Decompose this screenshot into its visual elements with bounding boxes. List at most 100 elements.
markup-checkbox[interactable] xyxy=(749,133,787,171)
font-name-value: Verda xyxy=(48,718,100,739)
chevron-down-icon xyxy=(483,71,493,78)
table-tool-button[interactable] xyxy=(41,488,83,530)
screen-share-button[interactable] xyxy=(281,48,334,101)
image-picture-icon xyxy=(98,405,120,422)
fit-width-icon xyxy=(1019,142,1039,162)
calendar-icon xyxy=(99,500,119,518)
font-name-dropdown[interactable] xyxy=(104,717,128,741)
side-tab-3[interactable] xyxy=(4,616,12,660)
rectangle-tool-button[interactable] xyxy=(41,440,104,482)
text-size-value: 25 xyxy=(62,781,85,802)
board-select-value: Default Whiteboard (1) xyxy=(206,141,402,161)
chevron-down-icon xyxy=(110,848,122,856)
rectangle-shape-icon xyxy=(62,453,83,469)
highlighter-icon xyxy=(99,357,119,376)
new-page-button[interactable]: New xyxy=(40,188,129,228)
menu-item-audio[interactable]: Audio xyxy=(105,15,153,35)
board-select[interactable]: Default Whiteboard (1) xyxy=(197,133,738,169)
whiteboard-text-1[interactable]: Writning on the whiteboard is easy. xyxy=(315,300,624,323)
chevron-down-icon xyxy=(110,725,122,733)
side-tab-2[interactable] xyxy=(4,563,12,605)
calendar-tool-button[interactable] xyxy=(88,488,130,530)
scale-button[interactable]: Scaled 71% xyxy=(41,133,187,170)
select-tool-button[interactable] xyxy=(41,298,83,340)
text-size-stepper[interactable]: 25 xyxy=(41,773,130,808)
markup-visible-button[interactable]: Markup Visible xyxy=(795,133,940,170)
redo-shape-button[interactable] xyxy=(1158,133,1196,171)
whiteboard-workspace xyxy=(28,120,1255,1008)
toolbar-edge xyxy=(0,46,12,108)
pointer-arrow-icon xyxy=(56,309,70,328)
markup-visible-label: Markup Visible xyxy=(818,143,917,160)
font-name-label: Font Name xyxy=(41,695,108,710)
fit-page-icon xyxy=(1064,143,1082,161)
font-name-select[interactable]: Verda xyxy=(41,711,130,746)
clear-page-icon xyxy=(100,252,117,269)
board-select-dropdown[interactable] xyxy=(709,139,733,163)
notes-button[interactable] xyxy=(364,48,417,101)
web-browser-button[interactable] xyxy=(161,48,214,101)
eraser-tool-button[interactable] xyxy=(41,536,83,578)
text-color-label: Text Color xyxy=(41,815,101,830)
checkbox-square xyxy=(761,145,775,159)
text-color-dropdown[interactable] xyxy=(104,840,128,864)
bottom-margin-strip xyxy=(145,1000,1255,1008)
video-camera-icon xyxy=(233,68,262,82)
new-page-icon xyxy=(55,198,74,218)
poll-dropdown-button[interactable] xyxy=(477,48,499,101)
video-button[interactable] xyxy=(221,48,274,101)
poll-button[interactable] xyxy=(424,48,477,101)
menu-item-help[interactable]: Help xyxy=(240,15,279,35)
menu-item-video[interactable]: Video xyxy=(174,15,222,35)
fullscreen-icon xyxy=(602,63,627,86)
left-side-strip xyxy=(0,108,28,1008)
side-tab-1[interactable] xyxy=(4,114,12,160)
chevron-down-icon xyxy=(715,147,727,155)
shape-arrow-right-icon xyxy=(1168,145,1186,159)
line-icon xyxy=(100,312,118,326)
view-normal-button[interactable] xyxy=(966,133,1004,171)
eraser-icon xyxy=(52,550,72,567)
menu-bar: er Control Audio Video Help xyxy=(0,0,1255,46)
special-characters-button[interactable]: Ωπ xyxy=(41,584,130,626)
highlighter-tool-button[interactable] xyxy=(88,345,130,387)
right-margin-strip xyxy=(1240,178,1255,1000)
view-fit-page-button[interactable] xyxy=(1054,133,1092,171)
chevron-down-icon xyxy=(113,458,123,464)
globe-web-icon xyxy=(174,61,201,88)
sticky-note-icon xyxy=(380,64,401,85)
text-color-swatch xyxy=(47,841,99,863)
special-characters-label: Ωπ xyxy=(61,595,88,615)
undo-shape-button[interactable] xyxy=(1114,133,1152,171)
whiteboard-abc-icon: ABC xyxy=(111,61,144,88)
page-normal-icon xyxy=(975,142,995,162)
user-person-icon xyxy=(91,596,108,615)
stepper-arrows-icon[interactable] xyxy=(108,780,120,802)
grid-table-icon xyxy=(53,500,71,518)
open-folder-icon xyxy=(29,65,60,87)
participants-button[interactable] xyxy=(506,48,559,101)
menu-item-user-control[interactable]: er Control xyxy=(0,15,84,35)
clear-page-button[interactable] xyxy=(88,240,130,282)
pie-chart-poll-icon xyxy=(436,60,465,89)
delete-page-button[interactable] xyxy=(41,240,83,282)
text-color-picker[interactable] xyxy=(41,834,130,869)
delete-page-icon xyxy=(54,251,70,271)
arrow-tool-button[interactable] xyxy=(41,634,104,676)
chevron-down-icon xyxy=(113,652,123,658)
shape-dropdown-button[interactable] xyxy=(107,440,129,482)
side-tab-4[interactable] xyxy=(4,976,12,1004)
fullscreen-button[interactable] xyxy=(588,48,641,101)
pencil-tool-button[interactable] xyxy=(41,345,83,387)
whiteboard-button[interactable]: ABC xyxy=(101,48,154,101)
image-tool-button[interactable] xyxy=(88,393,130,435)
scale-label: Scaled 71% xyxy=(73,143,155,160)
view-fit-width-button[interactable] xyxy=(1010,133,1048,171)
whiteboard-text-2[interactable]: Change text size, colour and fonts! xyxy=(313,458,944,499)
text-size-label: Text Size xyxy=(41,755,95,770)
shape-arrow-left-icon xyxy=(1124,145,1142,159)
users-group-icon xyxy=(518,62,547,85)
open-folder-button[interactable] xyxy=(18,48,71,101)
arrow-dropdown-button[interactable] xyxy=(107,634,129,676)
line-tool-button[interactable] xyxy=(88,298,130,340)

....

→ BRIEF:
Output every line of the material above verbatim, from the first line to the last.

→ ANSWER TO THE PROBLEM:
Decompose this screenshot into its visual elements with bounding boxes. List at most 100 elements.
markup-checkbox[interactable] xyxy=(749,133,787,171)
font-name-value: Verda xyxy=(48,718,100,739)
chevron-down-icon xyxy=(483,71,493,78)
table-tool-button[interactable] xyxy=(41,488,83,530)
screen-share-button[interactable] xyxy=(281,48,334,101)
image-picture-icon xyxy=(98,405,120,422)
fit-width-icon xyxy=(1019,142,1039,162)
calendar-icon xyxy=(99,500,119,518)
font-name-dropdown[interactable] xyxy=(104,717,128,741)
side-tab-3[interactable] xyxy=(4,616,12,660)
rectangle-tool-button[interactable] xyxy=(41,440,104,482)
text-size-value: 25 xyxy=(62,781,85,802)
board-select-value: Default Whiteboard (1) xyxy=(206,141,402,161)
chevron-down-icon xyxy=(110,848,122,856)
rectangle-shape-icon xyxy=(62,453,83,469)
highlighter-icon xyxy=(99,357,119,376)
new-page-button[interactable]: New xyxy=(40,188,129,228)
menu-item-audio[interactable]: Audio xyxy=(105,15,153,35)
board-select[interactable]: Default Whiteboard (1) xyxy=(197,133,738,169)
whiteboard-text-1[interactable]: Writning on the whiteboard is easy. xyxy=(315,300,624,323)
chevron-down-icon xyxy=(110,725,122,733)
side-tab-2[interactable] xyxy=(4,563,12,605)
calendar-tool-button[interactable] xyxy=(88,488,130,530)
scale-button[interactable]: Scaled 71% xyxy=(41,133,187,170)
select-tool-button[interactable] xyxy=(41,298,83,340)
text-size-stepper[interactable]: 25 xyxy=(41,773,130,808)
markup-visible-button[interactable]: Markup Visible xyxy=(795,133,940,170)
redo-shape-button[interactable] xyxy=(1158,133,1196,171)
whiteboard-workspace xyxy=(28,120,1255,1008)
toolbar-edge xyxy=(0,46,12,108)
pointer-arrow-icon xyxy=(56,309,70,328)
markup-visible-label: Markup Visible xyxy=(818,143,917,160)
font-name-label: Font Name xyxy=(41,695,108,710)
fit-page-icon xyxy=(1064,143,1082,161)
font-name-select[interactable]: Verda xyxy=(41,711,130,746)
clear-page-icon xyxy=(100,252,117,269)
board-select-dropdown[interactable] xyxy=(709,139,733,163)
notes-button[interactable] xyxy=(364,48,417,101)
web-browser-button[interactable] xyxy=(161,48,214,101)
eraser-tool-button[interactable] xyxy=(41,536,83,578)
text-color-label: Text Color xyxy=(41,815,101,830)
checkbox-square xyxy=(761,145,775,159)
text-color-dropdown[interactable] xyxy=(104,840,128,864)
bottom-margin-strip xyxy=(145,1000,1255,1008)
video-camera-icon xyxy=(233,68,262,82)
new-page-icon xyxy=(55,198,74,218)
poll-dropdown-button[interactable] xyxy=(477,48,499,101)
video-button[interactable] xyxy=(221,48,274,101)
poll-button[interactable] xyxy=(424,48,477,101)
menu-item-help[interactable]: Help xyxy=(240,15,279,35)
menu-item-video[interactable]: Video xyxy=(174,15,222,35)
fullscreen-icon xyxy=(602,63,627,86)
left-side-strip xyxy=(0,108,28,1008)
side-tab-1[interactable] xyxy=(4,114,12,160)
chevron-down-icon xyxy=(715,147,727,155)
shape-arrow-right-icon xyxy=(1168,145,1186,159)
line-icon xyxy=(100,312,118,326)
view-normal-button[interactable] xyxy=(966,133,1004,171)
eraser-icon xyxy=(52,550,72,567)
menu-bar: er Control Audio Video Help xyxy=(0,0,1255,46)
special-characters-button[interactable]: Ωπ xyxy=(41,584,130,626)
highlighter-tool-button[interactable] xyxy=(88,345,130,387)
right-margin-strip xyxy=(1240,178,1255,1000)
view-fit-page-button[interactable] xyxy=(1054,133,1092,171)
chevron-down-icon xyxy=(113,458,123,464)
globe-web-icon xyxy=(174,61,201,88)
sticky-note-icon xyxy=(380,64,401,85)
text-color-swatch xyxy=(47,841,99,863)
special-characters-label: Ωπ xyxy=(61,595,88,615)
undo-shape-button[interactable] xyxy=(1114,133,1152,171)
whiteboard-abc-icon: ABC xyxy=(111,61,144,88)
page-normal-icon xyxy=(975,142,995,162)
user-person-icon xyxy=(91,596,108,615)
stepper-arrows-icon[interactable] xyxy=(108,780,120,802)
grid-table-icon xyxy=(53,500,71,518)
open-folder-icon xyxy=(29,65,60,87)
participants-button[interactable] xyxy=(506,48,559,101)
menu-item-user-control[interactable]: er Control xyxy=(0,15,84,35)
clear-page-button[interactable] xyxy=(88,240,130,282)
pie-chart-poll-icon xyxy=(436,60,465,89)
delete-page-button[interactable] xyxy=(41,240,83,282)
text-color-picker[interactable] xyxy=(41,834,130,869)
delete-page-icon xyxy=(54,251,70,271)
arrow-tool-button[interactable] xyxy=(41,634,104,676)
chevron-down-icon xyxy=(113,652,123,658)
shape-dropdown-button[interactable] xyxy=(107,440,129,482)
side-tab-4[interactable] xyxy=(4,976,12,1004)
fullscreen-button[interactable] xyxy=(588,48,641,101)
pencil-tool-button[interactable] xyxy=(41,345,83,387)
whiteboard-button[interactable]: ABC xyxy=(101,48,154,101)
image-tool-button[interactable] xyxy=(88,393,130,435)
scale-label: Scaled 71% xyxy=(73,143,155,160)
view-fit-width-button[interactable] xyxy=(1010,133,1048,171)
whiteboard-text-2[interactable]: Change text size, colour and fonts! xyxy=(313,458,944,499)
text-size-label: Text Size xyxy=(41,755,95,770)
shape-arrow-left-icon xyxy=(1124,145,1142,159)
users-group-icon xyxy=(518,62,547,85)
open-folder-button[interactable] xyxy=(18,48,71,101)
arrow-dropdown-button[interactable] xyxy=(107,634,129,676)
line-tool-button[interactable] xyxy=(88,298,130,340)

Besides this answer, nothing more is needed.